[Lines of data]
• • • •

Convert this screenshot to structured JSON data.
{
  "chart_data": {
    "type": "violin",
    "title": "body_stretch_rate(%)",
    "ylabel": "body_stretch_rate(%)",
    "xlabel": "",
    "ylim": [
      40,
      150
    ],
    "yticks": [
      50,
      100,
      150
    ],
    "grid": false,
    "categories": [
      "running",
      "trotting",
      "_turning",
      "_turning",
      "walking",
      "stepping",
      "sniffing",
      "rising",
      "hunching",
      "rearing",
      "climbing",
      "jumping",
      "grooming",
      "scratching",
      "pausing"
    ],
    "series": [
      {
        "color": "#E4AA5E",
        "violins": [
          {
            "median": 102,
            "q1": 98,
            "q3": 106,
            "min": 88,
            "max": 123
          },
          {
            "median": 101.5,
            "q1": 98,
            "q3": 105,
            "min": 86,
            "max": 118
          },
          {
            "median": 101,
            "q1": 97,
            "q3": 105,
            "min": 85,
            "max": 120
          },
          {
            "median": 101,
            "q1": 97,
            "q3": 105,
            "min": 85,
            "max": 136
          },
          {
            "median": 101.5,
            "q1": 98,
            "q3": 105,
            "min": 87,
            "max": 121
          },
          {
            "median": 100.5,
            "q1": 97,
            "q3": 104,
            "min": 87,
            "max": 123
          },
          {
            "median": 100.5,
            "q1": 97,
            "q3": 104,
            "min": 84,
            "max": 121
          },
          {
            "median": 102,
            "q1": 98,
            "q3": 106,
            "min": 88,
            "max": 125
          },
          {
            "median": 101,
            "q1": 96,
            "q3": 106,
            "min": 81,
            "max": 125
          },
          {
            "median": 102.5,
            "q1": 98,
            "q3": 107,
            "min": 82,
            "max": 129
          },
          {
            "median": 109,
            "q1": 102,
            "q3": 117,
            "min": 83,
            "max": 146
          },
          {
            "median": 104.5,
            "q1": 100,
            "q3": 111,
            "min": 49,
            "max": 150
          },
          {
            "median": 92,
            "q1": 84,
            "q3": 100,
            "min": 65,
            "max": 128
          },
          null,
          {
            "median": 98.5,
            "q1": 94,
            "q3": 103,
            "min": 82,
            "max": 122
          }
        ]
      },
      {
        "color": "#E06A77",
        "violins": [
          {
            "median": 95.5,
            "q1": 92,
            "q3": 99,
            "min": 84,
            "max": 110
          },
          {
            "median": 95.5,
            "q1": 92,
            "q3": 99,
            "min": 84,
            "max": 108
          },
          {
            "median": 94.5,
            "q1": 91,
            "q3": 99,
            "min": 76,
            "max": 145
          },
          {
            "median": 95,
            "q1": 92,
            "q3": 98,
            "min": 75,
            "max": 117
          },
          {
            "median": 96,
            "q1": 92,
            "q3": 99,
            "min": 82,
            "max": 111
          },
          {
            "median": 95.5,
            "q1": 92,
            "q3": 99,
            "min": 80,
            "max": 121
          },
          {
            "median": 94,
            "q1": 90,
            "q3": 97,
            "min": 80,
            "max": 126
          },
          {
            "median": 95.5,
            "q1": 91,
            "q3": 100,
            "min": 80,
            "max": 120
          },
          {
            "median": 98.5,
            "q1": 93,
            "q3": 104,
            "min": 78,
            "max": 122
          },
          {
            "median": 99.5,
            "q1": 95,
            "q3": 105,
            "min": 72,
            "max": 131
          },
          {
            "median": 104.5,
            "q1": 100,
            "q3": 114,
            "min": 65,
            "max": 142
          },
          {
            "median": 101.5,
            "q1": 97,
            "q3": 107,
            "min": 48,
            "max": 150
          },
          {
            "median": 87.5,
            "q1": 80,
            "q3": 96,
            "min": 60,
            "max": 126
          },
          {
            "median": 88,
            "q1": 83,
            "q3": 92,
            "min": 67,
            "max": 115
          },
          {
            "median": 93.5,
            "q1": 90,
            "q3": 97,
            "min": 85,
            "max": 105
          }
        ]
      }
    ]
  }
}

• • • •

PROBLEM -> Print the records once more, exactly as they were given.

IN RESPONSE ->
Convert this screenshot to structured JSON data.
{
  "chart_data": {
    "type": "violin",
    "title": "body_stretch_rate(%)",
    "ylabel": "body_stretch_rate(%)",
    "xlabel": "",
    "ylim": [
      40,
      150
    ],
    "yticks": [
      50,
      100,
      150
    ],
    "grid": false,
    "categories": [
      "running",
      "trotting",
      "_turning",
      "_turning",
      "walking",
      "stepping",
      "sniffing",
      "rising",
      "hunching",
      "rearing",
      "climbing",
      "jumping",
      "grooming",
      "scratching",
      "pausing"
    ],
    "series": [
      {
        "color": "#E4AA5E",
        "violins": [
          {
            "median": 102,
            "q1": 98,
            "q3": 106,
            "min": 88,
            "max": 123
          },
          {
            "median": 101.5,
            "q1": 98,
            "q3": 105,
            "min": 86,
            "max": 118
          },
          {
            "median": 101,
            "q1": 97,
            "q3": 105,
            "min": 85,
            "max": 120
          },
          {
            "median": 101,
            "q1": 97,
            "q3": 105,
            "min": 85,
            "max": 136
          },
          {
            "median": 101.5,
            "q1": 98,
            "q3": 105,
            "min": 87,
            "max": 121
          },
          {
            "median": 100.5,
            "q1": 97,
            "q3": 104,
            "min": 87,
            "max": 123
          },
          {
            "median": 100.5,
            "q1": 97,
            "q3": 104,
            "min": 84,
            "max": 121
          },
          {
            "median": 102,
            "q1": 98,
            "q3": 106,
            "min": 88,
            "max": 125
          },
          {
            "median": 101,
            "q1": 96,
            "q3": 106,
            "min": 81,
            "max": 125
          },
          {
            "median": 102.5,
            "q1": 98,
            "q3": 107,
            "min": 82,
            "max": 129
          },
          {
            "median": 109,
            "q1": 102,
            "q3": 117,
            "min": 83,
            "max": 146
          },
          {
            "median": 104.5,
            "q1": 100,
            "q3": 111,
            "min": 49,
            "max": 150
          },
          {
            "median": 92,
            "q1": 84,
            "q3": 100,
            "min": 65,
            "max": 128
          },
          null,
          {
            "median": 98.5,
            "q1": 94,
            "q3": 103,
            "min": 82,
            "max": 122
          }
        ]
      },
      {
        "color": "#E06A77",
        "violins": [
          {
            "median": 95.5,
            "q1": 92,
            "q3": 99,
            "min": 84,
            "max": 110
          },
          {
            "median": 95.5,
            "q1": 92,
            "q3": 99,
            "min": 84,
            "max": 108
          },
          {
            "median": 94.5,
            "q1": 91,
            "q3": 99,
            "min": 76,
            "max": 145
          },
          {
            "median": 95,
            "q1": 92,
            "q3": 98,
            "min": 75,
            "max": 117
          },
          {
            "median": 96,
            "q1": 92,
            "q3": 99,
            "min": 82,
            "max": 111
          },
          {
            "median": 95.5,
            "q1": 92,
            "q3": 99,
            "min": 80,
            "max": 121
          },
          {
            "median": 94,
            "q1": 90,
            "q3": 97,
            "min": 80,
            "max": 126
          },
          {
            "median": 95.5,
            "q1": 91,
            "q3": 100,
            "min": 80,
            "max": 120
          },
          {
            "median": 98.5,
            "q1": 93,
            "q3": 104,
            "min": 78,
            "max": 122
          },
          {
            "median": 99.5,
            "q1": 95,
            "q3": 105,
            "min": 72,
            "max": 131
          },
          {
            "median": 104.5,
            "q1": 100,
            "q3": 114,
            "min": 65,
            "max": 142
          },
          {
            "median": 101.5,
            "q1": 97,
            "q3": 107,
            "min": 48,
            "max": 150
          },
          {
            "median": 87.5,
            "q1": 80,
            "q3": 96,
            "min": 60,
            "max": 126
          },
          {
            "median": 88,
            "q1": 83,
            "q3": 92,
            "min": 67,
            "max": 115
          },
          {
            "median": 93.5,
            "q1": 90,
            "q3": 97,
            "min": 85,
            "max": 105
          }
        ]
      }
    ]
  }
}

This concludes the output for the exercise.